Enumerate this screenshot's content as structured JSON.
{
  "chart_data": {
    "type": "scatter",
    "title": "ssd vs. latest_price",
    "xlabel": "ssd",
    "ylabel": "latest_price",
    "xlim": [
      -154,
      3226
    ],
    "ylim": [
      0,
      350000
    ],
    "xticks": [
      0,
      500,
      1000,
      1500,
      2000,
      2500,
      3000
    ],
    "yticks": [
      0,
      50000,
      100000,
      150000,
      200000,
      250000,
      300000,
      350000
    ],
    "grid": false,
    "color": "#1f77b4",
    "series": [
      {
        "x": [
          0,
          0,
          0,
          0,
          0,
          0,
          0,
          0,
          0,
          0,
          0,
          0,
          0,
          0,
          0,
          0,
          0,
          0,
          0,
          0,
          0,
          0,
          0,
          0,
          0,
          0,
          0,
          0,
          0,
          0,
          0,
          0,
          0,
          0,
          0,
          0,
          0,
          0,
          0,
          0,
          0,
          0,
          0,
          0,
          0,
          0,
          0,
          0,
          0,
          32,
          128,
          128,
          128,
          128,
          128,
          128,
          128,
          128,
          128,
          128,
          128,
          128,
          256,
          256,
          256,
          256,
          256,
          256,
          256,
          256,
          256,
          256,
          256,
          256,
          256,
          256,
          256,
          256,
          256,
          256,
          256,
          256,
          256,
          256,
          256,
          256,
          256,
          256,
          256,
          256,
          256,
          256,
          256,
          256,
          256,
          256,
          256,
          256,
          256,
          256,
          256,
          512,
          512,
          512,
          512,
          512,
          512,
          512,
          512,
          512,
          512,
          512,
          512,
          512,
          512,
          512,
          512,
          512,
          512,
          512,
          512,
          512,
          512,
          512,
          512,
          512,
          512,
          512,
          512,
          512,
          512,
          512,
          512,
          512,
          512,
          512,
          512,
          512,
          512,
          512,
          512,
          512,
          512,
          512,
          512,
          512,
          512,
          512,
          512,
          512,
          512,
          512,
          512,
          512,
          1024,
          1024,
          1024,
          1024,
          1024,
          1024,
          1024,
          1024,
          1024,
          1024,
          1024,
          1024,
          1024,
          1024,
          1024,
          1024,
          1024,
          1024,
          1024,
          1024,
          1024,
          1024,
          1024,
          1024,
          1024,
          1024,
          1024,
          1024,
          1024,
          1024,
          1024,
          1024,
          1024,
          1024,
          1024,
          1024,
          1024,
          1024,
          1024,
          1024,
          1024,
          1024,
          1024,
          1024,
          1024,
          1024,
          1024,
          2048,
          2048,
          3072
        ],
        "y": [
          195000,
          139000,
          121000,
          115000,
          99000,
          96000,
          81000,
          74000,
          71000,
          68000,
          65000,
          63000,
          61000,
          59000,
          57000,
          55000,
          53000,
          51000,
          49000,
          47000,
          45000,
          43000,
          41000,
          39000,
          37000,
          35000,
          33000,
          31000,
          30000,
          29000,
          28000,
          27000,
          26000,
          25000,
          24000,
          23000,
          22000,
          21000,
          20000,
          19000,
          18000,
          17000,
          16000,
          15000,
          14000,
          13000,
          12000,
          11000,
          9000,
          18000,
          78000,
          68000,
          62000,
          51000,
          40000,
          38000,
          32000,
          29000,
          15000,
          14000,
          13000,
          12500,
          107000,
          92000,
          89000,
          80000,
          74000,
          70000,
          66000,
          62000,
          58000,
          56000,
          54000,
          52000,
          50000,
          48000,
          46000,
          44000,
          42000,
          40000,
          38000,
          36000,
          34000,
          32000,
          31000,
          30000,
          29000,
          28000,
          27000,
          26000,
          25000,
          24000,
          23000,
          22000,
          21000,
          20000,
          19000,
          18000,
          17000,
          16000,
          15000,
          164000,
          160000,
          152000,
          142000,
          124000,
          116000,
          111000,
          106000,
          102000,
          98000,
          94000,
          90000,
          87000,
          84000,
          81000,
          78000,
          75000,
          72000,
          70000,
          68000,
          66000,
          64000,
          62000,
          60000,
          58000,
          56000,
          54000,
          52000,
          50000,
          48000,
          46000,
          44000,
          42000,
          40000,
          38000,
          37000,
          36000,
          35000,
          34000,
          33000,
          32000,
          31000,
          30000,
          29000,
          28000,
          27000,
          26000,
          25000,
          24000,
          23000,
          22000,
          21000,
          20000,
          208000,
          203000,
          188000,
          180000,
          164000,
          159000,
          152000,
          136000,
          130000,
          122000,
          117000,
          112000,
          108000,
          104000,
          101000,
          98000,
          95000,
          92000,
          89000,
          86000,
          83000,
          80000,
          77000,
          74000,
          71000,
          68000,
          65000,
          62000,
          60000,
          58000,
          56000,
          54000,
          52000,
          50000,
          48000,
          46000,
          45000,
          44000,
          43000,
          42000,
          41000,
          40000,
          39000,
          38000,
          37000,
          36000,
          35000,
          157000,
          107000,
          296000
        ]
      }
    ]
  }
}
++++++++
Your task:
Write the material out again word for word.

Written response:
Enumerate this screenshot's content as structured JSON.
{
  "chart_data": {
    "type": "scatter",
    "title": "ssd vs. latest_price",
    "xlabel": "ssd",
    "ylabel": "latest_price",
    "xlim": [
      -154,
      3226
    ],
    "ylim": [
      0,
      350000
    ],
    "xticks": [
      0,
      500,
      1000,
      1500,
      2000,
      2500,
      3000
    ],
    "yticks": [
      0,
      50000,
      100000,
      150000,
      200000,
      250000,
      300000,
      350000
    ],
    "grid": false,
    "color": "#1f77b4",
    "series": [
      {
        "x": [
          0,
          0,
          0,
          0,
          0,
          0,
          0,
          0,
          0,
          0,
          0,
          0,
          0,
          0,
          0,
          0,
          0,
          0,
          0,
          0,
          0,
          0,
          0,
          0,
          0,
          0,
          0,
          0,
          0,
          0,
          0,
          0,
          0,
          0,
          0,
          0,
          0,
          0,
          0,
          0,
          0,
          0,
          0,
          0,
          0,
          0,
          0,
          0,
          0,
          32,
          128,
          128,
          128,
          128,
          128,
          128,
          128,
          128,
          128,
          128,
          128,
          128,
          256,
          256,
          256,
          256,
          256,
          256,
          256,
          256,
          256,
          256,
          256,
          256,
          256,
          256,
          256,
          256,
          256,
          256,
          256,
          256,
          256,
          256,
          256,
          256,
          256,
          256,
          256,
          256,
          256,
          256,
          256,
          256,
          256,
          256,
          256,
          256,
          256,
          256,
          256,
          512,
          512,
          512,
          512,
          512,
          512,
          512,
          512,
          512,
          512,
          512,
          512,
          512,
          512,
          512,
          512,
          512,
          512,
          512,
          512,
          512,
          512,
          512,
          512,
          512,
          512,
          512,
          512,
          512,
          512,
          512,
          512,
          512,
          512,
          512,
          512,
          512,
          512,
          512,
          512,
          512,
          512,
          512,
          512,
          512,
          512,
          512,
          512,
          512,
          512,
          512,
          512,
          512,
          1024,
          1024,
          1024,
          1024,
          1024,
          1024,
          1024,
          1024,
          1024,
          1024,
          1024,
          1024,
          1024,
          1024,
          1024,
          1024,
          1024,
          1024,
          1024,
          1024,
          1024,
          1024,
          1024,
          1024,
          1024,
          1024,
          1024,
          1024,
          1024,
          1024,
          1024,
          1024,
          1024,
          1024,
          1024,
          1024,
          1024,
          1024,
          1024,
          1024,
          1024,
          1024,
          1024,
          1024,
          1024,
          1024,
          1024,
          2048,
          2048,
          3072
        ],
        "y": [
          195000,
          139000,
          121000,
          115000,
          99000,
          96000,
          81000,
          74000,
          71000,
          68000,
          65000,
          63000,
          61000,
          59000,
          57000,
          55000,
          53000,
          51000,
          49000,
          47000,
          45000,
          43000,
          41000,
          39000,
          37000,
          35000,
          33000,
          31000,
          30000,
          29000,
          28000,
          27000,
          26000,
          25000,
          24000,
          23000,
          22000,
          21000,
          20000,
          19000,
          18000,
          17000,
          16000,
          15000,
          14000,
          13000,
          12000,
          11000,
          9000,
          18000,
          78000,
          68000,
          62000,
          51000,
          40000,
          38000,
          32000,
          29000,
          15000,
          14000,
          13000,
          12500,
          107000,
          92000,
          89000,
          80000,
          74000,
          70000,
          66000,
          62000,
          58000,
          56000,
          54000,
          52000,
          50000,
          48000,
          46000,
          44000,
          42000,
          40000,
          38000,
          36000,
          34000,
          32000,
          31000,
          30000,
          29000,
          28000,
          27000,
          26000,
          25000,
          24000,
          23000,
          22000,
          21000,
          20000,
          19000,
          18000,
          17000,
          16000,
          15000,
          164000,
          160000,
          152000,
          142000,
          124000,
          116000,
          111000,
          106000,
          102000,
          98000,
          94000,
          90000,
          87000,
          84000,
          81000,
          78000,
          75000,
          72000,
          70000,
          68000,
          66000,
          64000,
          62000,
          60000,
          58000,
          56000,
          54000,
          52000,
          50000,
          48000,
          46000,
          44000,
          42000,
          40000,
          38000,
          37000,
          36000,
          35000,
          34000,
          33000,
          32000,
          31000,
          30000,
          29000,
          28000,
          27000,
          26000,
          25000,
          24000,
          23000,
          22000,
          21000,
          20000,
          208000,
          203000,
          188000,
          180000,
          164000,
          159000,
          152000,
          136000,
          130000,
          122000,
          117000,
          112000,
          108000,
          104000,
          101000,
          98000,
          95000,
          92000,
          89000,
          86000,
          83000,
          80000,
          77000,
          74000,
          71000,
          68000,
          65000,
          62000,
          60000,
          58000,
          56000,
          54000,
          52000,
          50000,
          48000,
          46000,
          45000,
          44000,
          43000,
          42000,
          41000,
          40000,
          39000,
          38000,
          37000,
          36000,
          35000,
          157000,
          107000,
          296000
        ]
      }
    ]
  }
}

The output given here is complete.